Work required:
Each line of the listing must be transcribed exactly, except for the images, which should be excluded.

Dataset extract:
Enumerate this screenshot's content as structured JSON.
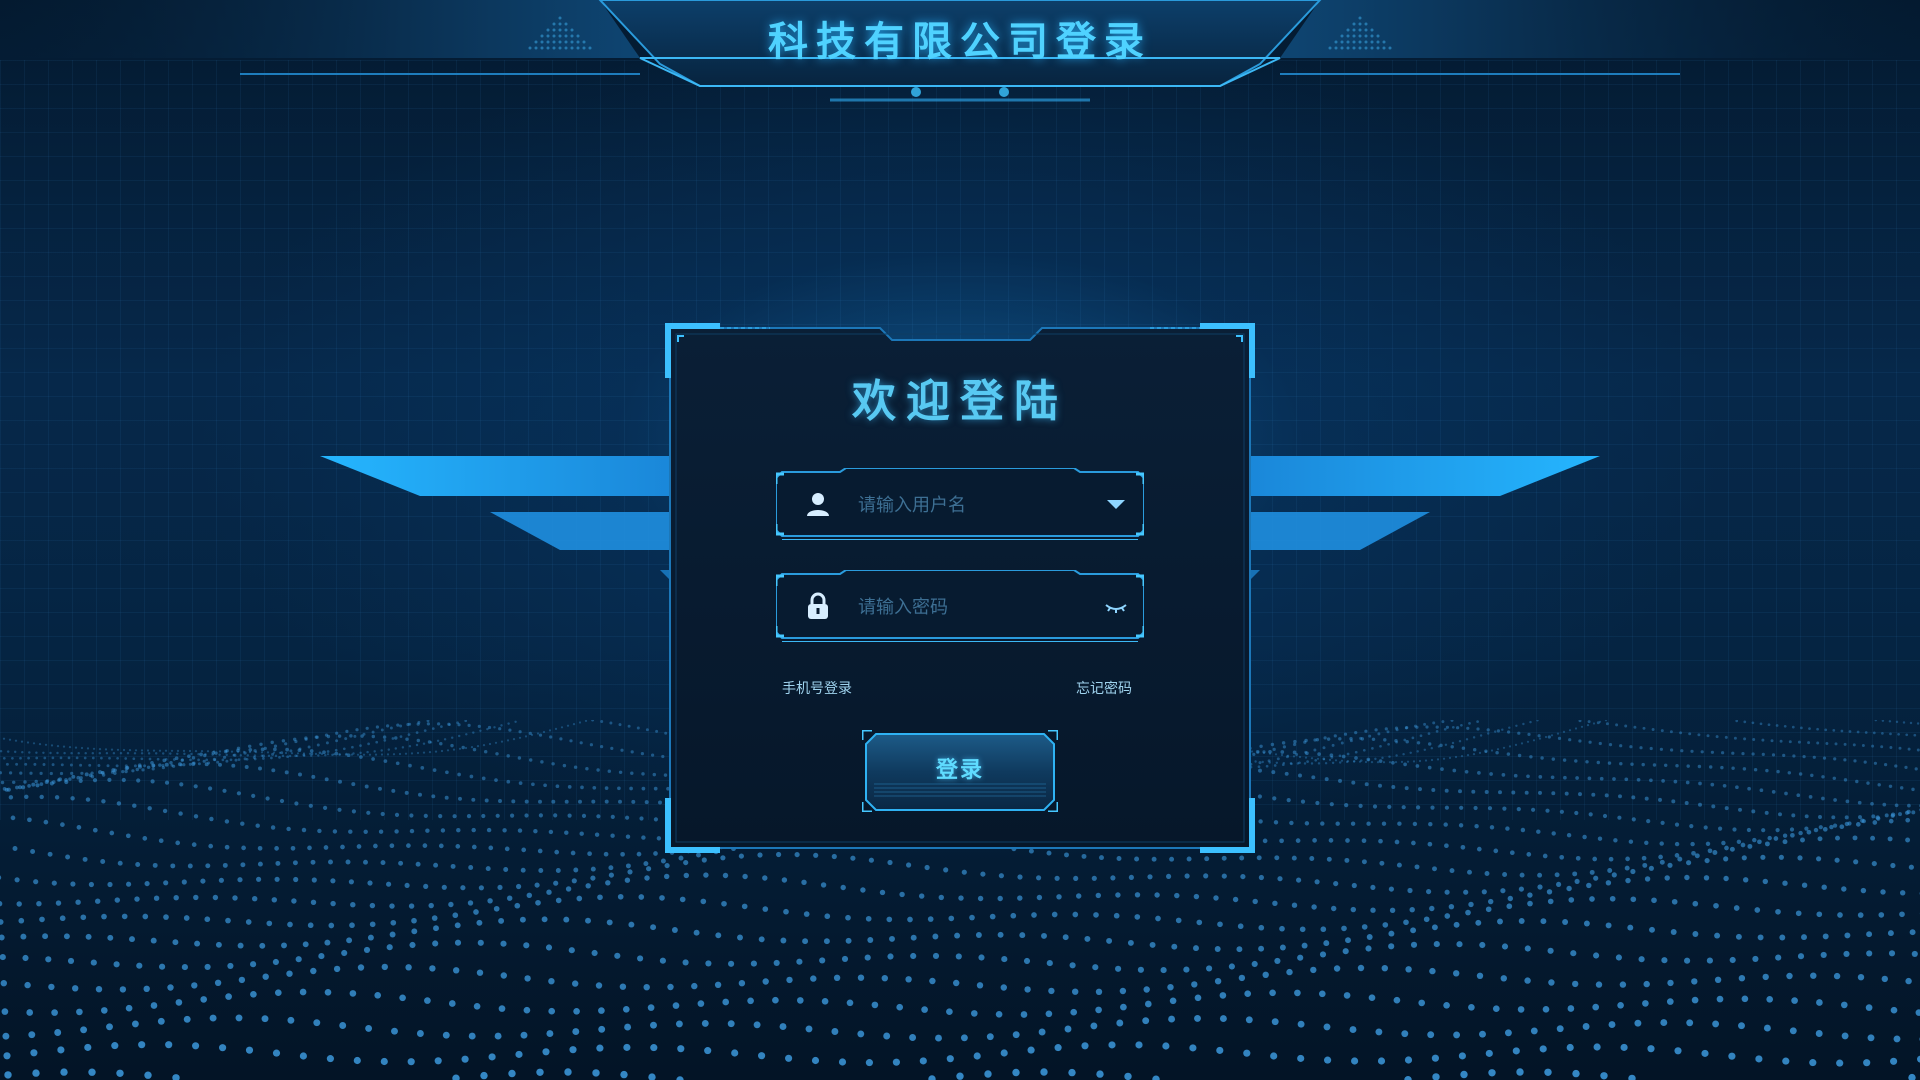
{
  "header": {
    "title": "科技有限公司登录"
  },
  "login": {
    "welcome": "欢迎登陆",
    "username": {
      "value": "",
      "placeholder": "请输入用户名"
    },
    "password": {
      "value": "",
      "placeholder": "请输入密码"
    },
    "phone_login_label": "手机号登录",
    "forgot_password_label": "忘记密码",
    "submit_label": "登录"
  },
  "icons": {
    "user": "user-icon",
    "dropdown": "chevron-down-icon",
    "lock": "lock-icon",
    "eye": "eye-closed-icon"
  },
  "colors": {
    "accent": "#4fd2ff",
    "frame": "#29a8ee",
    "panel_bg": "#071a2e",
    "background": "#052442"
  }
}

Worked solution:
Enumerate this screenshot's content as structured JSON.
{
  "header": {
    "title": "科技有限公司登录"
  },
  "login": {
    "welcome": "欢迎登陆",
    "username": {
      "value": "",
      "placeholder": "请输入用户名"
    },
    "password": {
      "value": "",
      "placeholder": "请输入密码"
    },
    "phone_login_label": "手机号登录",
    "forgot_password_label": "忘记密码",
    "submit_label": "登录"
  },
  "icons": {
    "user": "user-icon",
    "dropdown": "chevron-down-icon",
    "lock": "lock-icon",
    "eye": "eye-closed-icon"
  },
  "colors": {
    "accent": "#4fd2ff",
    "frame": "#29a8ee",
    "panel_bg": "#071a2e",
    "background": "#052442"
  }
}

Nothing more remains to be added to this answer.